** TASK BRIEF **
Find each line containing the string "true" and return it.

___ MATERIAL SUPPLIED ___

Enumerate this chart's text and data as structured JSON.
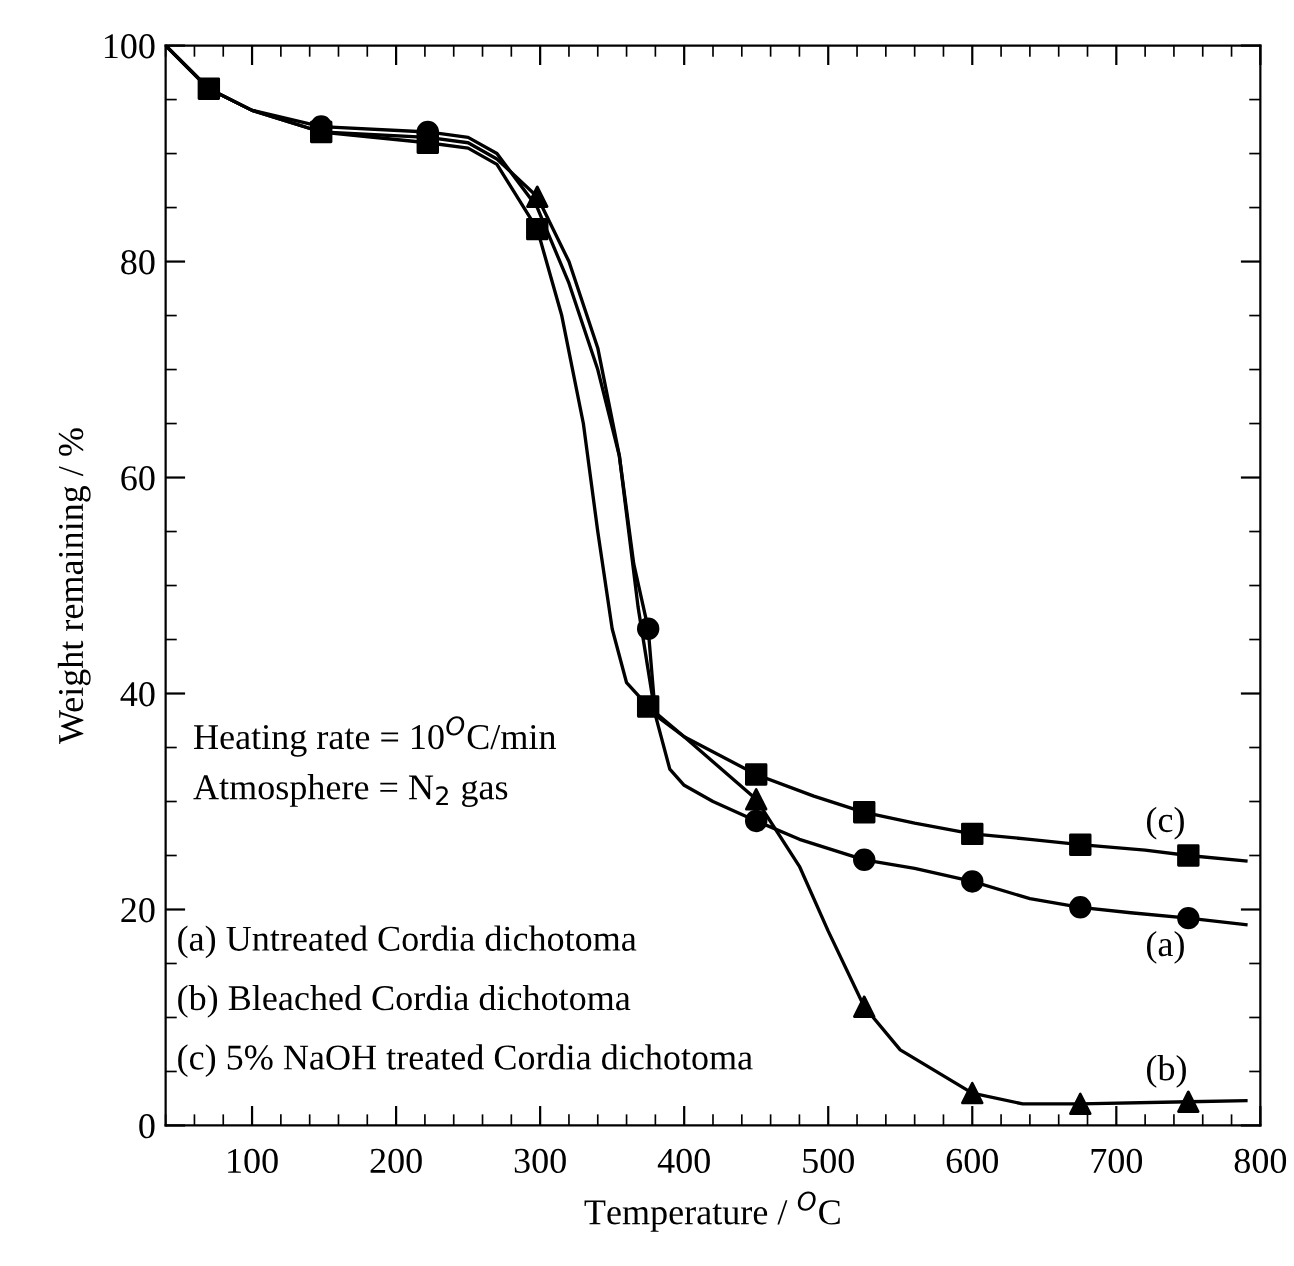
{
  "chart_data": {
    "type": "line",
    "xlabel": "Temperature / $^{O}$C",
    "ylabel": "Weight remaining / %",
    "xlim": [
      40,
      800
    ],
    "ylim": [
      0,
      100
    ],
    "xticks": [
      100,
      200,
      300,
      400,
      500,
      600,
      700,
      800
    ],
    "yticks": [
      0,
      20,
      40,
      60,
      80,
      100
    ],
    "grid": false,
    "legend": false,
    "series": [
      {
        "color": "#000000",
        "marker": "none",
        "line_style": "solid",
        "x": [
          40,
          70,
          100,
          148,
          222,
          250,
          270,
          298,
          320,
          340,
          355,
          365,
          375,
          380,
          390,
          400,
          420,
          450,
          480,
          525,
          560,
          600,
          640,
          675,
          710,
          750,
          790
        ],
        "values": [
          100,
          96,
          94,
          92.5,
          92,
          91.5,
          90,
          85,
          78,
          70,
          62,
          52,
          46,
          38,
          33,
          31.5,
          30,
          28.2,
          26.5,
          24.6,
          23.8,
          22.6,
          21,
          20.2,
          19.7,
          19.2,
          18.6
        ]
      },
      {
        "color": "#000000",
        "marker": "none",
        "line_style": "solid",
        "x": [
          40,
          70,
          100,
          148,
          222,
          250,
          270,
          298,
          320,
          340,
          355,
          368,
          380,
          400,
          450,
          480,
          500,
          525,
          550,
          600,
          635,
          675,
          750,
          790
        ],
        "values": [
          100,
          96,
          94,
          92,
          91.5,
          91,
          89.5,
          86,
          80,
          72,
          62,
          48,
          38,
          36,
          30.2,
          24,
          18,
          11,
          7,
          3,
          2,
          2,
          2.2,
          2.3
        ]
      },
      {
        "color": "#000000",
        "marker": "none",
        "line_style": "solid",
        "x": [
          40,
          70,
          100,
          148,
          222,
          250,
          270,
          298,
          315,
          330,
          340,
          350,
          360,
          375,
          400,
          450,
          490,
          525,
          560,
          600,
          640,
          675,
          720,
          750,
          790
        ],
        "values": [
          100,
          96,
          94,
          92,
          91,
          90.5,
          89,
          83,
          75,
          65,
          55,
          46,
          41,
          38.8,
          36,
          32.5,
          30.5,
          29,
          28,
          27,
          26.5,
          26,
          25.5,
          25,
          24.5
        ]
      },
      {
        "type": "scatter",
        "color": "#000000",
        "marker": "circle",
        "x": [
          148,
          222,
          375,
          450,
          525,
          600,
          675,
          750
        ],
        "values": [
          92.5,
          92,
          46,
          28.2,
          24.6,
          22.6,
          20.2,
          19.2
        ]
      },
      {
        "type": "scatter",
        "color": "#000000",
        "marker": "triangle",
        "x": [
          298,
          450,
          525,
          600,
          675,
          750
        ],
        "values": [
          86,
          30.2,
          11,
          3,
          2,
          2.2
        ]
      },
      {
        "type": "scatter",
        "color": "#000000",
        "marker": "square",
        "x": [
          70,
          148,
          222,
          298,
          375,
          450,
          525,
          600,
          675,
          750
        ],
        "values": [
          96,
          92,
          91,
          83,
          38.8,
          32.5,
          29,
          27,
          26,
          25
        ]
      }
    ],
    "annotations": [
      "Heating rate = 10$^{O}$C/min",
      "Atmosphere = N$_{2}$ gas",
      "(a) Untreated Cordia dichotoma",
      "(b) Bleached Cordia dichotoma",
      "(c) 5% NaOH treated Cordia dichotoma",
      "(c)",
      "(a)",
      "(b)"
    ]
  }
}
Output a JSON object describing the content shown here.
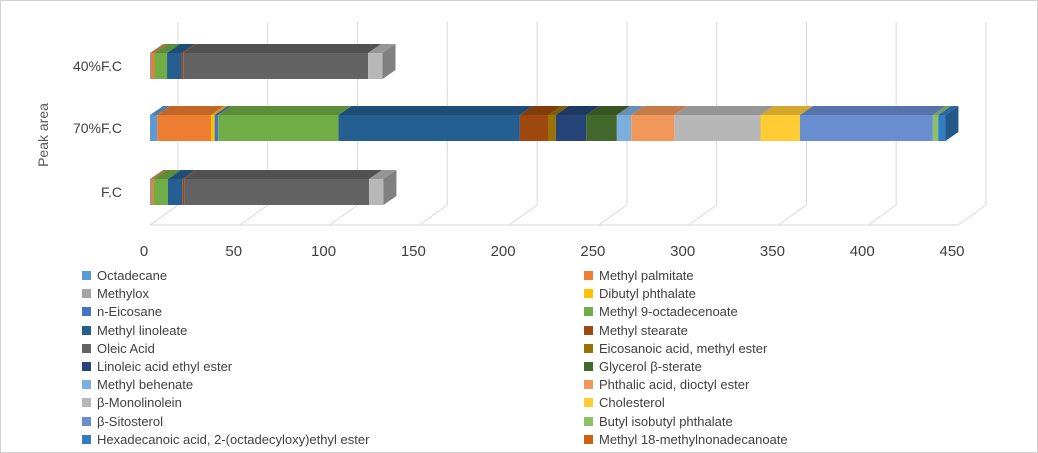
{
  "chart_data": {
    "type": "bar",
    "orientation": "horizontal",
    "stacked": true,
    "style_3d": true,
    "ylabel": "Peak area",
    "xlim": [
      0,
      450
    ],
    "x_ticks": [
      "0",
      "50",
      "100",
      "150",
      "200",
      "250",
      "300",
      "350",
      "400",
      "450"
    ],
    "grid": true,
    "legend_position": "bottom",
    "categories": [
      "F.C",
      "70%F.C",
      "40%F.C"
    ],
    "series": [
      {
        "name": "Octadecane",
        "color": "#5b9bd5",
        "values": [
          0.5,
          4.0,
          0.5
        ]
      },
      {
        "name": "Methyl palmitate",
        "color": "#ed7d31",
        "values": [
          1.5,
          30.0,
          2.0
        ]
      },
      {
        "name": "Methylox",
        "color": "#a5a5a5",
        "values": [
          0.0,
          0.0,
          0.0
        ]
      },
      {
        "name": "Dibutyl phthalate",
        "color": "#ffc000",
        "values": [
          0.0,
          2.0,
          0.0
        ]
      },
      {
        "name": "n-Eicosane",
        "color": "#4472c4",
        "values": [
          0.0,
          2.0,
          0.0
        ]
      },
      {
        "name": "Methyl 9-octadecenoate",
        "color": "#70ad47",
        "values": [
          8.0,
          67.0,
          7.0
        ]
      },
      {
        "name": "Methyl linoleate",
        "color": "#255e91",
        "values": [
          8.0,
          101.0,
          8.0
        ]
      },
      {
        "name": "Methyl stearate",
        "color": "#9e480e",
        "values": [
          1.0,
          16.0,
          1.0
        ]
      },
      {
        "name": "Oleic Acid",
        "color": "#636363",
        "values": [
          103.0,
          0.0,
          103.0
        ]
      },
      {
        "name": "Eicosanoic acid, methyl ester",
        "color": "#997300",
        "values": [
          0.0,
          4.0,
          0.0
        ]
      },
      {
        "name": "Linoleic acid ethyl ester",
        "color": "#264478",
        "values": [
          0.0,
          17.0,
          0.0
        ]
      },
      {
        "name": "Glycerol β-sterate",
        "color": "#43682b",
        "values": [
          0.0,
          17.0,
          0.0
        ]
      },
      {
        "name": "Methyl behenate",
        "color": "#7cafdd",
        "values": [
          0.0,
          8.0,
          0.0
        ]
      },
      {
        "name": "Phthalic acid, dioctyl ester",
        "color": "#f1975a",
        "values": [
          0.0,
          24.0,
          0.0
        ]
      },
      {
        "name": "β-Monolinolein",
        "color": "#b7b7b7",
        "values": [
          8.0,
          48.0,
          8.0
        ]
      },
      {
        "name": "Cholesterol",
        "color": "#ffcd33",
        "values": [
          0.0,
          22.0,
          0.0
        ]
      },
      {
        "name": "β-Sitosterol",
        "color": "#698ed0",
        "values": [
          0.0,
          74.0,
          0.0
        ]
      },
      {
        "name": "Butyl isobutyl phthalate",
        "color": "#8cc168",
        "values": [
          0.0,
          3.0,
          0.0
        ]
      },
      {
        "name": "Hexadecanoic acid, 2-(octadecyloxy)ethyl ester",
        "color": "#327dc2",
        "values": [
          0.0,
          4.0,
          0.0
        ]
      },
      {
        "name": "Methyl 18-methylnonadecanoate",
        "color": "#d26012",
        "values": [
          0.0,
          0.0,
          0.0
        ]
      }
    ]
  }
}
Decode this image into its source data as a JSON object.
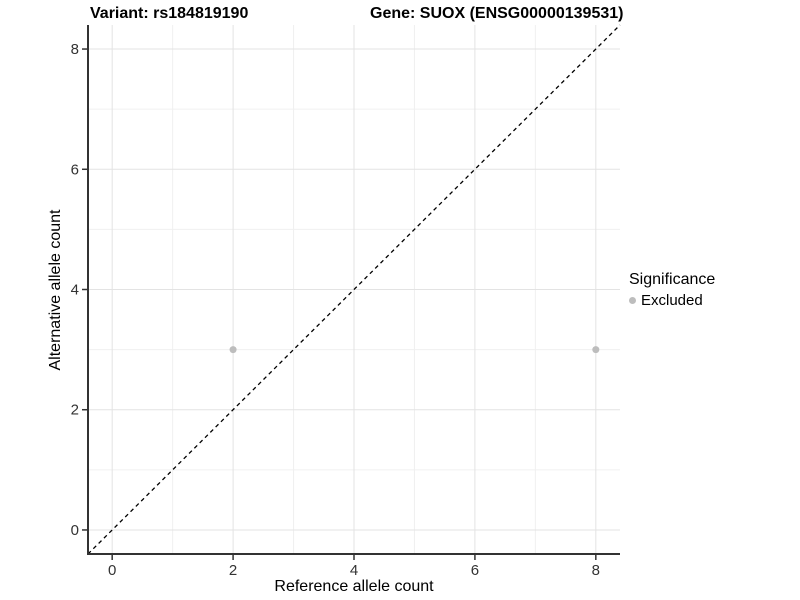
{
  "chart_data": {
    "type": "scatter",
    "title_variant": "Variant: rs184819190",
    "title_gene": "Gene: SUOX (ENSG00000139531)",
    "xlabel": "Reference allele count",
    "ylabel": "Alternative allele count",
    "xlim": [
      -0.4,
      8.4
    ],
    "ylim": [
      -0.4,
      8.4
    ],
    "x_ticks": [
      0,
      2,
      4,
      6,
      8
    ],
    "y_ticks": [
      0,
      2,
      4,
      6,
      8
    ],
    "x_minor_ticks": [
      1,
      3,
      5,
      7
    ],
    "y_minor_ticks": [
      1,
      3,
      5,
      7
    ],
    "grid": "on",
    "identity_line": {
      "style": "dashed",
      "from": -0.4,
      "to": 8.4,
      "slope": 1,
      "intercept": 0
    },
    "series": [
      {
        "name": "Excluded",
        "color": "#bdbdbd",
        "point_radius": 3.5,
        "points": [
          [
            2,
            3
          ],
          [
            8,
            3
          ]
        ]
      }
    ],
    "colors": {
      "background": "#ffffff",
      "grid_major": "#e3e3e3",
      "grid_minor": "#f0f0f0",
      "axis_line": "#333333",
      "tick_text": "#333333",
      "reference_line": "#000000"
    }
  },
  "legend": {
    "title": "Significance",
    "position": "right",
    "items": [
      {
        "label": "Excluded",
        "color": "#bdbdbd"
      }
    ]
  }
}
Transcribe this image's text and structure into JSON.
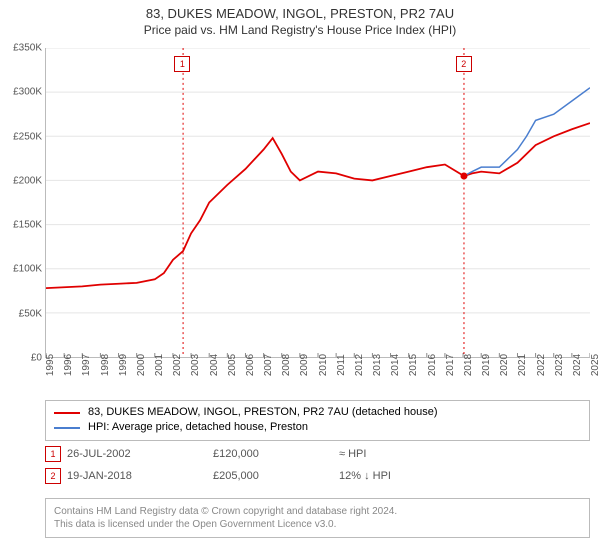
{
  "title": {
    "main": "83, DUKES MEADOW, INGOL, PRESTON, PR2 7AU",
    "sub": "Price paid vs. HM Land Registry's House Price Index (HPI)"
  },
  "chart": {
    "type": "line",
    "background_color": "#ffffff",
    "border_color": "#bbbbbb",
    "grid_color": "#e5e5e5",
    "xlim_year": [
      1995,
      2025
    ],
    "ylim": [
      0,
      350000
    ],
    "ytick_step": 50000,
    "ytick_labels": [
      "£0",
      "£50K",
      "£100K",
      "£150K",
      "£200K",
      "£250K",
      "£300K",
      "£350K"
    ],
    "xtick_years": [
      1995,
      1996,
      1997,
      1998,
      1999,
      2000,
      2001,
      2002,
      2003,
      2004,
      2005,
      2006,
      2007,
      2008,
      2009,
      2010,
      2011,
      2012,
      2013,
      2014,
      2015,
      2016,
      2017,
      2018,
      2019,
      2020,
      2021,
      2022,
      2023,
      2024,
      2025
    ],
    "series": [
      {
        "id": "property_price",
        "color": "#e00000",
        "width": 1.8,
        "points_year": [
          1995,
          1996,
          1997,
          1998,
          1999,
          2000,
          2001,
          2001.5,
          2002,
          2002.56,
          2003,
          2003.5,
          2004,
          2005,
          2006,
          2007,
          2007.5,
          2008,
          2008.5,
          2009,
          2010,
          2011,
          2012,
          2013,
          2014,
          2015,
          2016,
          2017,
          2018.05,
          2018.5,
          2019,
          2020,
          2021,
          2022,
          2023,
          2024,
          2025
        ],
        "points_value": [
          78000,
          79000,
          80000,
          82000,
          83000,
          84000,
          88000,
          95000,
          110000,
          120000,
          140000,
          155000,
          175000,
          195000,
          213000,
          235000,
          248000,
          230000,
          210000,
          200000,
          210000,
          208000,
          202000,
          200000,
          205000,
          210000,
          215000,
          218000,
          205000,
          208000,
          210000,
          208000,
          220000,
          240000,
          250000,
          258000,
          265000
        ]
      },
      {
        "id": "hpi",
        "color": "#4a7ecf",
        "width": 1.5,
        "points_year": [
          2018.05,
          2018.5,
          2019,
          2020,
          2021,
          2021.5,
          2022,
          2023,
          2024,
          2025
        ],
        "points_value": [
          205000,
          210000,
          215000,
          215000,
          235000,
          250000,
          268000,
          275000,
          290000,
          305000
        ]
      }
    ],
    "start_marker": {
      "year": 2018.05,
      "value": 205000,
      "radius": 3.5,
      "color": "#e00000"
    },
    "vlines_year": [
      2002.56,
      2018.05
    ],
    "vline_color": "#e00000",
    "vline_dash": "2,3",
    "ref_labels": [
      {
        "num": "1",
        "year": 2002.56
      },
      {
        "num": "2",
        "year": 2018.05
      }
    ]
  },
  "legend": {
    "items": [
      {
        "color": "#e00000",
        "label": "83, DUKES MEADOW, INGOL, PRESTON, PR2 7AU (detached house)"
      },
      {
        "color": "#4a7ecf",
        "label": "HPI: Average price, detached house, Preston"
      }
    ]
  },
  "transactions": [
    {
      "num": "1",
      "date": "26-JUL-2002",
      "price": "£120,000",
      "pct": "≈ HPI"
    },
    {
      "num": "2",
      "date": "19-JAN-2018",
      "price": "£205,000",
      "pct": "12% ↓ HPI"
    }
  ],
  "attribution": {
    "line1": "Contains HM Land Registry data © Crown copyright and database right 2024.",
    "line2": "This data is licensed under the Open Government Licence v3.0."
  }
}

___

** TASK OUTPUT **
    "stacked": true,
    "style_3d": true,
    "grid": true,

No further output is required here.